Exercise brief → Look for the string "this" and copy every line that has it.

The data →
----------
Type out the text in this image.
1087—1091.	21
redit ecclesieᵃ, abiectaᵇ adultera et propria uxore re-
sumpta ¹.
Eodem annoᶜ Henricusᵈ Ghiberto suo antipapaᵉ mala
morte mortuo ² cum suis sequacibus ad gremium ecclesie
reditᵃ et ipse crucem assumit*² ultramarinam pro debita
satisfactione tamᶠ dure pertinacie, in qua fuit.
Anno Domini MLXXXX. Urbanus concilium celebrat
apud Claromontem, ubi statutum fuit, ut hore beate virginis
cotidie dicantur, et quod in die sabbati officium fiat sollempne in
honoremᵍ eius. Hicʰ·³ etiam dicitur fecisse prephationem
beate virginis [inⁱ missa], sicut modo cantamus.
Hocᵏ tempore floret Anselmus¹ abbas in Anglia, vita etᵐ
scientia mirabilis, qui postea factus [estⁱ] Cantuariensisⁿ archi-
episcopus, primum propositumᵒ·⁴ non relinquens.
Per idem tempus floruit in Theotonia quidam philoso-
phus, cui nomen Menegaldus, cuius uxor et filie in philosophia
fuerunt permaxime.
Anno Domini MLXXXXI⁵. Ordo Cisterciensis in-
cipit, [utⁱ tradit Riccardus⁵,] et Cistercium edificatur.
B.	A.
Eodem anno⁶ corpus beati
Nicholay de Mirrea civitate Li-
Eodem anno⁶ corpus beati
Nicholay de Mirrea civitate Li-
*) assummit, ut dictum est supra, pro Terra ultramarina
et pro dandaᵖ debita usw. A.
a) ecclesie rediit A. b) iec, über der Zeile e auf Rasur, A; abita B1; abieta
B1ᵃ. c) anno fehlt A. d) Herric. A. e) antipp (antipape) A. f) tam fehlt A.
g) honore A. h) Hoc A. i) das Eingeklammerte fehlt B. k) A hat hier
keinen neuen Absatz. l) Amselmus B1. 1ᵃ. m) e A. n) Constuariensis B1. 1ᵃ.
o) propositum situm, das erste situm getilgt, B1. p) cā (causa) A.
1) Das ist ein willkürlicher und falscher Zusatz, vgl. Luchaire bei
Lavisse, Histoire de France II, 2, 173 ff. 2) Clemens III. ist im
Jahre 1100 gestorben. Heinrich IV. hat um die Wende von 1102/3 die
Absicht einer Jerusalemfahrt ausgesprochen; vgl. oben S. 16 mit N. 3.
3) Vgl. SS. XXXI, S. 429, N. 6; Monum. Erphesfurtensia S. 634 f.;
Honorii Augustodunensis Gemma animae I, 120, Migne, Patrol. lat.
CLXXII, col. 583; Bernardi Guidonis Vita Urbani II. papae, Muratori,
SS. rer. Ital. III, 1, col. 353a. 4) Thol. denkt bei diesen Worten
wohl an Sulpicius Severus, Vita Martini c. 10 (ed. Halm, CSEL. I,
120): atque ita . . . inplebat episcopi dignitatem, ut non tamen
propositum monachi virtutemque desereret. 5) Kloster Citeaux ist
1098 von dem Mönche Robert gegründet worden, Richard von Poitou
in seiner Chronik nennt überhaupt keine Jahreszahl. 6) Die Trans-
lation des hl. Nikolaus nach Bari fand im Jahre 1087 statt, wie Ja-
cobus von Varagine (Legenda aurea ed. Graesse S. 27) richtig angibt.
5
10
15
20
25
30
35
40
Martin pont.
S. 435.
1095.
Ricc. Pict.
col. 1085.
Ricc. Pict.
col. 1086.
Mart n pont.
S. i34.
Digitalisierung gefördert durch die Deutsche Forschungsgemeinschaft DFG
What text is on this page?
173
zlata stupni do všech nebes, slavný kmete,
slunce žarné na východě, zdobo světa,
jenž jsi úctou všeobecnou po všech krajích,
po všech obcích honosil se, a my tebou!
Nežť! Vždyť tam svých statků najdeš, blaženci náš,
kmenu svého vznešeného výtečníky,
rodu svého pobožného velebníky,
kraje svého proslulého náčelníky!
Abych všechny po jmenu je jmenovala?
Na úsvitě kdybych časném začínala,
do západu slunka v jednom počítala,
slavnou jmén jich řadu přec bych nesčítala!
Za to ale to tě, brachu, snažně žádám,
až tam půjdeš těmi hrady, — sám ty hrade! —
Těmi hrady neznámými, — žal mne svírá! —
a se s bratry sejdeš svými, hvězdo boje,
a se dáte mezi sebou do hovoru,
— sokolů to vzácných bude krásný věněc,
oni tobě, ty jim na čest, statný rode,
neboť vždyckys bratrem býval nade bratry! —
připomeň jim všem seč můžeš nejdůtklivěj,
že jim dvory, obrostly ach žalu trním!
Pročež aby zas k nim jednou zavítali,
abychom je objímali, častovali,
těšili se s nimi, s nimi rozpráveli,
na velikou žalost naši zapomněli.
----------
Solved problem →
Type out the text in this image.
What text is on this page?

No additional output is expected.